* _Work to be completed_
Write out the material exactly, leaving every picture behind.

* _Figure record listings_
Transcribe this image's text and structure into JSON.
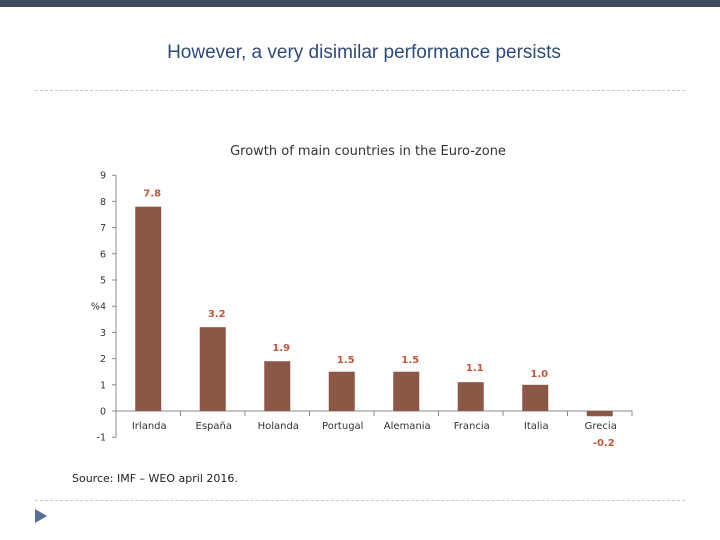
{
  "slide": {
    "title": "However, a very disimilar performance persists",
    "source": "Source: IMF – WEO april 2016."
  },
  "colors": {
    "bar": "#8b5746",
    "data_label": "#c0583a",
    "title": "#2e4a7a",
    "top_bar": "#3f4a5c",
    "nav_arrow": "#5a6f9a"
  },
  "nav": {
    "icon": "play-triangle-icon"
  },
  "chart_data": {
    "type": "bar",
    "title": "Growth of main countries in the Euro-zone",
    "xlabel": "",
    "ylabel": "%",
    "ylim": [
      -1,
      9
    ],
    "yticks": [
      -1,
      0,
      1,
      2,
      3,
      4,
      5,
      6,
      7,
      8,
      9
    ],
    "ytick_labels": [
      "-1",
      "0",
      "1",
      "2",
      "3",
      "%4",
      "5",
      "6",
      "7",
      "8",
      "9"
    ],
    "categories": [
      "Irlanda",
      "España",
      "Holanda",
      "Portugal",
      "Alemania",
      "Francia",
      "Italia",
      "Grecia"
    ],
    "values": [
      7.8,
      3.2,
      1.9,
      1.5,
      1.5,
      1.1,
      1.0,
      -0.2
    ],
    "data_labels": [
      "7.8",
      "3.2",
      "1.9",
      "1.5",
      "1.5",
      "1.1",
      "1.0",
      "-0.2"
    ],
    "grid": false
  }
}
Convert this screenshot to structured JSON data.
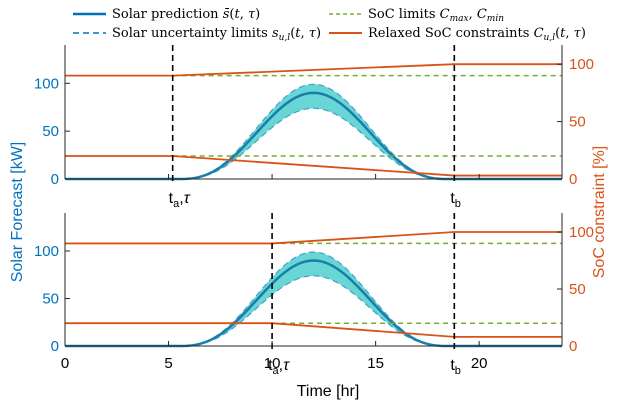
{
  "chart_data": {
    "type": "line",
    "legend": [
      {
        "label": "Solar prediction s̄(t,τ)",
        "color": "#0072bd",
        "style": "solid"
      },
      {
        "label": "SoC limits C_max, C_min",
        "color": "#77ac30",
        "style": "dashed"
      },
      {
        "label": "Solar uncertainty limits s_u,l(t,τ)",
        "color": "#0072bd",
        "style": "dashed"
      },
      {
        "label": "Relaxed SoC constraints C_u,l(t,τ)",
        "color": "#d95319",
        "style": "solid"
      }
    ],
    "xlabel": "Time [hr]",
    "ylabel_left": "Solar Forecast [kW]",
    "ylabel_right": "SoC constraint [%]",
    "xlim": [
      0,
      24
    ],
    "xticks": [
      0,
      5,
      10,
      15,
      20
    ],
    "ylim_left": [
      0,
      140
    ],
    "yticks_left": [
      0,
      50,
      100
    ],
    "ylim_right": [
      0,
      116.7
    ],
    "yticks_right": [
      0,
      50,
      100
    ],
    "solar_model": {
      "peak_kw": 90,
      "peak_hr": 12,
      "start_hr": 5.5,
      "end_hr": 18.5,
      "upper_scale": 1.1,
      "lower_scale": 0.82
    },
    "soc_limits": {
      "C_max": 90,
      "C_min": 20
    },
    "uncertainty_fill": "#4fcfcf",
    "panels": [
      {
        "t_a": 5.2,
        "t_b": 18.8,
        "t_a_label": "t_a,τ",
        "t_b_label": "t_b",
        "relaxed_upper": {
          "before": 90,
          "after": 100
        },
        "relaxed_lower": {
          "before": 20,
          "after": 3
        }
      },
      {
        "t_a": 10.0,
        "t_b": 18.8,
        "t_a_label": "t_a,τ",
        "t_b_label": "t_b",
        "relaxed_upper": {
          "before": 90,
          "after": 100
        },
        "relaxed_lower": {
          "before": 20,
          "after": 8
        }
      }
    ]
  }
}
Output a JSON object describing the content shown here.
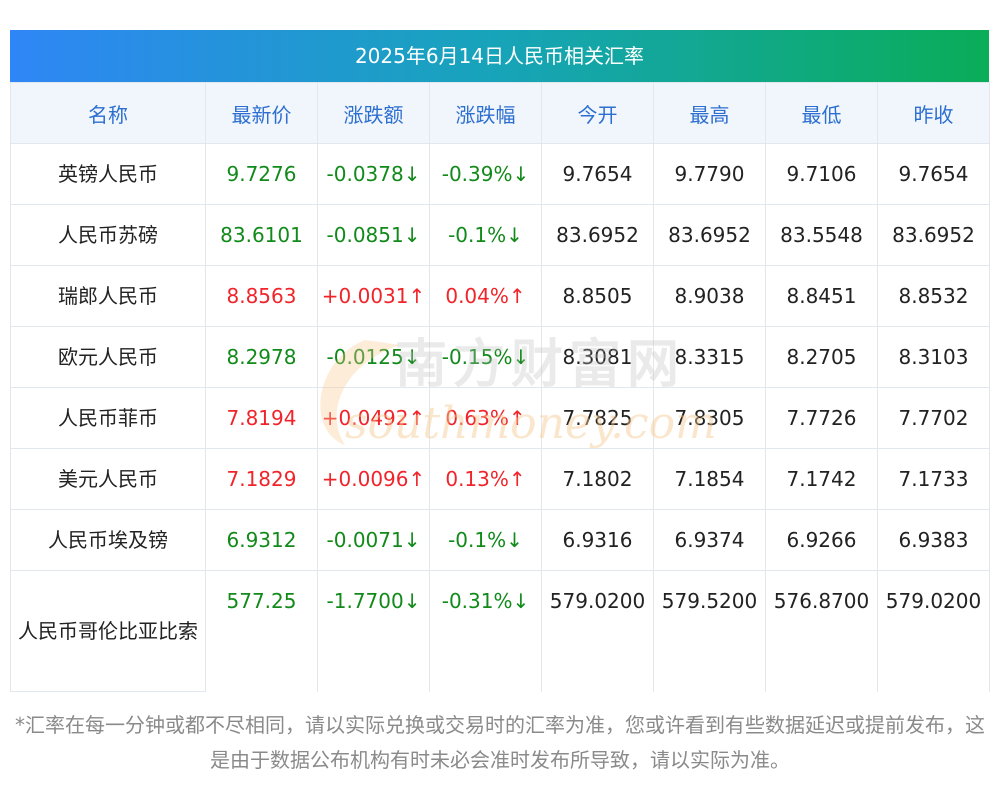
{
  "title": "2025年6月14日人民币相关汇率",
  "headers": [
    "名称",
    "最新价",
    "涨跌额",
    "涨跌幅",
    "今开",
    "最高",
    "最低",
    "昨收"
  ],
  "rows": [
    {
      "name": "英镑人民币",
      "latest": "9.7276",
      "change": "-0.0378↓",
      "pct": "-0.39%↓",
      "open": "9.7654",
      "high": "9.7790",
      "low": "9.7106",
      "prev": "9.7654",
      "trend": "down"
    },
    {
      "name": "人民币苏磅",
      "latest": "83.6101",
      "change": "-0.0851↓",
      "pct": "-0.1%↓",
      "open": "83.6952",
      "high": "83.6952",
      "low": "83.5548",
      "prev": "83.6952",
      "trend": "down"
    },
    {
      "name": "瑞郎人民币",
      "latest": "8.8563",
      "change": "+0.0031↑",
      "pct": "0.04%↑",
      "open": "8.8505",
      "high": "8.9038",
      "low": "8.8451",
      "prev": "8.8532",
      "trend": "up"
    },
    {
      "name": "欧元人民币",
      "latest": "8.2978",
      "change": "-0.0125↓",
      "pct": "-0.15%↓",
      "open": "8.3081",
      "high": "8.3315",
      "low": "8.2705",
      "prev": "8.3103",
      "trend": "down"
    },
    {
      "name": "人民币菲币",
      "latest": "7.8194",
      "change": "+0.0492↑",
      "pct": "0.63%↑",
      "open": "7.7825",
      "high": "7.8305",
      "low": "7.7726",
      "prev": "7.7702",
      "trend": "up"
    },
    {
      "name": "美元人民币",
      "latest": "7.1829",
      "change": "+0.0096↑",
      "pct": "0.13%↑",
      "open": "7.1802",
      "high": "7.1854",
      "low": "7.1742",
      "prev": "7.1733",
      "trend": "up"
    },
    {
      "name": "人民币埃及镑",
      "latest": "6.9312",
      "change": "-0.0071↓",
      "pct": "-0.1%↓",
      "open": "6.9316",
      "high": "6.9374",
      "low": "6.9266",
      "prev": "6.9383",
      "trend": "down"
    },
    {
      "name": "人民币哥伦比亚比索",
      "latest": "577.25",
      "change": "-1.7700↓",
      "pct": "-0.31%↓",
      "open": "579.0200",
      "high": "579.5200",
      "low": "576.8700",
      "prev": "579.0200",
      "trend": "down"
    }
  ],
  "note": "*汇率在每一分钟或都不尽相同，请以实际兑换或交易时的汇率为准，您或许看到有些数据延迟或提前发布，这是由于数据公布机构有时未必会准时发布所导致，请以实际为准。",
  "watermark": {
    "cn": "南方财富网",
    "en": "southmoney.com"
  },
  "colors": {
    "up": "#f0242a",
    "down": "#118a1a",
    "header_text": "#2d6fd0"
  }
}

* _Completed task_
Transcribe this image's text and structure into JSON.
{
  "slide": {
    "title": "However, a very disimilar performance persists",
    "source": "Source: IMF – WEO april 2016."
  },
  "colors": {
    "bar": "#8b5746",
    "data_label": "#c0583a",
    "title": "#2e4a7a",
    "top_bar": "#3f4a5c",
    "nav_arrow": "#5a6f9a"
  },
  "nav": {
    "icon": "play-triangle-icon"
  },
  "chart_data": {
    "type": "bar",
    "title": "Growth of main countries in the Euro-zone",
    "xlabel": "",
    "ylabel": "%",
    "ylim": [
      -1,
      9
    ],
    "yticks": [
      -1,
      0,
      1,
      2,
      3,
      4,
      5,
      6,
      7,
      8,
      9
    ],
    "ytick_labels": [
      "-1",
      "0",
      "1",
      "2",
      "3",
      "%4",
      "5",
      "6",
      "7",
      "8",
      "9"
    ],
    "categories": [
      "Irlanda",
      "España",
      "Holanda",
      "Portugal",
      "Alemania",
      "Francia",
      "Italia",
      "Grecia"
    ],
    "values": [
      7.8,
      3.2,
      1.9,
      1.5,
      1.5,
      1.1,
      1.0,
      -0.2
    ],
    "data_labels": [
      "7.8",
      "3.2",
      "1.9",
      "1.5",
      "1.5",
      "1.1",
      "1.0",
      "-0.2"
    ],
    "grid": false
  }
}
Convert this screenshot to structured JSON data.
{
  "chart_data": {
    "type": "line",
    "legend": [
      {
        "label": "Solar prediction s̄(t,τ)",
        "color": "#0072bd",
        "style": "solid"
      },
      {
        "label": "SoC limits C_max, C_min",
        "color": "#77ac30",
        "style": "dashed"
      },
      {
        "label": "Solar uncertainty limits s_u,l(t,τ)",
        "color": "#0072bd",
        "style": "dashed"
      },
      {
        "label": "Relaxed SoC constraints C_u,l(t,τ)",
        "color": "#d95319",
        "style": "solid"
      }
    ],
    "xlabel": "Time [hr]",
    "ylabel_left": "Solar Forecast [kW]",
    "ylabel_right": "SoC constraint [%]",
    "xlim": [
      0,
      24
    ],
    "xticks": [
      0,
      5,
      10,
      15,
      20
    ],
    "ylim_left": [
      0,
      140
    ],
    "yticks_left": [
      0,
      50,
      100
    ],
    "ylim_right": [
      0,
      116.7
    ],
    "yticks_right": [
      0,
      50,
      100
    ],
    "solar_model": {
      "peak_kw": 90,
      "peak_hr": 12,
      "start_hr": 5.5,
      "end_hr": 18.5,
      "upper_scale": 1.1,
      "lower_scale": 0.82
    },
    "soc_limits": {
      "C_max": 90,
      "C_min": 20
    },
    "uncertainty_fill": "#4fcfcf",
    "panels": [
      {
        "t_a": 5.2,
        "t_b": 18.8,
        "t_a_label": "t_a,τ",
        "t_b_label": "t_b",
        "relaxed_upper": {
          "before": 90,
          "after": 100
        },
        "relaxed_lower": {
          "before": 20,
          "after": 3
        }
      },
      {
        "t_a": 10.0,
        "t_b": 18.8,
        "t_a_label": "t_a,τ",
        "t_b_label": "t_b",
        "relaxed_upper": {
          "before": 90,
          "after": 100
        },
        "relaxed_lower": {
          "before": 20,
          "after": 8
        }
      }
    ]
  }
}
Output a JSON object describing the content shown here.
{
  "title": "2025年6月14日人民币相关汇率",
  "headers": [
    "名称",
    "最新价",
    "涨跌额",
    "涨跌幅",
    "今开",
    "最高",
    "最低",
    "昨收"
  ],
  "rows": [
    {
      "name": "英镑人民币",
      "latest": "9.7276",
      "change": "-0.0378↓",
      "pct": "-0.39%↓",
      "open": "9.7654",
      "high": "9.7790",
      "low": "9.7106",
      "prev": "9.7654",
      "trend": "down"
    },
    {
      "name": "人民币苏磅",
      "latest": "83.6101",
      "change": "-0.0851↓",
      "pct": "-0.1%↓",
      "open": "83.6952",
      "high": "83.6952",
      "low": "83.5548",
      "prev": "83.6952",
      "trend": "down"
    },
    {
      "name": "瑞郎人民币",
      "latest": "8.8563",
      "change": "+0.0031↑",
      "pct": "0.04%↑",
      "open": "8.8505",
      "high": "8.9038",
      "low": "8.8451",
      "prev": "8.8532",
      "trend": "up"
    },
    {
      "name": "欧元人民币",
      "latest": "8.2978",
      "change": "-0.0125↓",
      "pct": "-0.15%↓",
      "open": "8.3081",
      "high": "8.3315",
      "low": "8.2705",
      "prev": "8.3103",
      "trend": "down"
    },
    {
      "name": "人民币菲币",
      "latest": "7.8194",
      "change": "+0.0492↑",
      "pct": "0.63%↑",
      "open": "7.7825",
      "high": "7.8305",
      "low": "7.7726",
      "prev": "7.7702",
      "trend": "up"
    },
    {
      "name": "美元人民币",
      "latest": "7.1829",
      "change": "+0.0096↑",
      "pct": "0.13%↑",
      "open": "7.1802",
      "high": "7.1854",
      "low": "7.1742",
      "prev": "7.1733",
      "trend": "up"
    },
    {
      "name": "人民币埃及镑",
      "latest": "6.9312",
      "change": "-0.0071↓",
      "pct": "-0.1%↓",
      "open": "6.9316",
      "high": "6.9374",
      "low": "6.9266",
      "prev": "6.9383",
      "trend": "down"
    },
    {
      "name": "人民币哥伦比亚比索",
      "latest": "577.25",
      "change": "-1.7700↓",
      "pct": "-0.31%↓",
      "open": "579.0200",
      "high": "579.5200",
      "low": "576.8700",
      "prev": "579.0200",
      "trend": "down"
    }
  ],
  "note": "*汇率在每一分钟或都不尽相同，请以实际兑换或交易时的汇率为准，您或许看到有些数据延迟或提前发布，这是由于数据公布机构有时未必会准时发布所导致，请以实际为准。",
  "watermark": {
    "cn": "南方财富网",
    "en": "southmoney.com"
  },
  "colors": {
    "up": "#f0242a",
    "down": "#118a1a",
    "header_text": "#2d6fd0"
  }
}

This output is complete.